What follows is a block of records; reproduce all of it verbatim.

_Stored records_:
-- START --

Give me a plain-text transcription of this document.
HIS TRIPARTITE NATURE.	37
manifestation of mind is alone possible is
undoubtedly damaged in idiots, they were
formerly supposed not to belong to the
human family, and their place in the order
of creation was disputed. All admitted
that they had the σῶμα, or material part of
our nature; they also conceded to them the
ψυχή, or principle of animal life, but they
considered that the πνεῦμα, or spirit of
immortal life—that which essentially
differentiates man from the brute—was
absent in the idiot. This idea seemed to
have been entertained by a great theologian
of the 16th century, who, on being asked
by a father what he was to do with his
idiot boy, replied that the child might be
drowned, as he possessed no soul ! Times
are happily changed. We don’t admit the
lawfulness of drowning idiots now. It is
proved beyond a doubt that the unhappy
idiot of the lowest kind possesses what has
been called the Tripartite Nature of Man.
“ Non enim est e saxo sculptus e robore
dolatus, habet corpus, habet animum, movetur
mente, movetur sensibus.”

-- END --

_WRITTEN REPLY_:
Give me a plain-text transcription of this document.
HIS TRIPARTITE NATURE.	37
manifestation of mind is alone possible is
undoubtedly damaged in idiots, they were
formerly supposed not to belong to the
human family, and their place in the order
of creation was disputed. All admitted
that they had the σῶμα, or material part of
our nature; they also conceded to them the
ψυχή, or principle of animal life, but they
considered that the πνεῦμα, or spirit of
immortal life—that which essentially
differentiates man from the brute—was
absent in the idiot. This idea seemed to
have been entertained by a great theologian
of the 16th century, who, on being asked
by a father what he was to do with his
idiot boy, replied that the child might be
drowned, as he possessed no soul ! Times
are happily changed. We don’t admit the
lawfulness of drowning idiots now. It is
proved beyond a doubt that the unhappy
idiot of the lowest kind possesses what has
been called the Tripartite Nature of Man.
“ Non enim est e saxo sculptus e robore
dolatus, habet corpus, habet animum, movetur
mente, movetur sensibus.”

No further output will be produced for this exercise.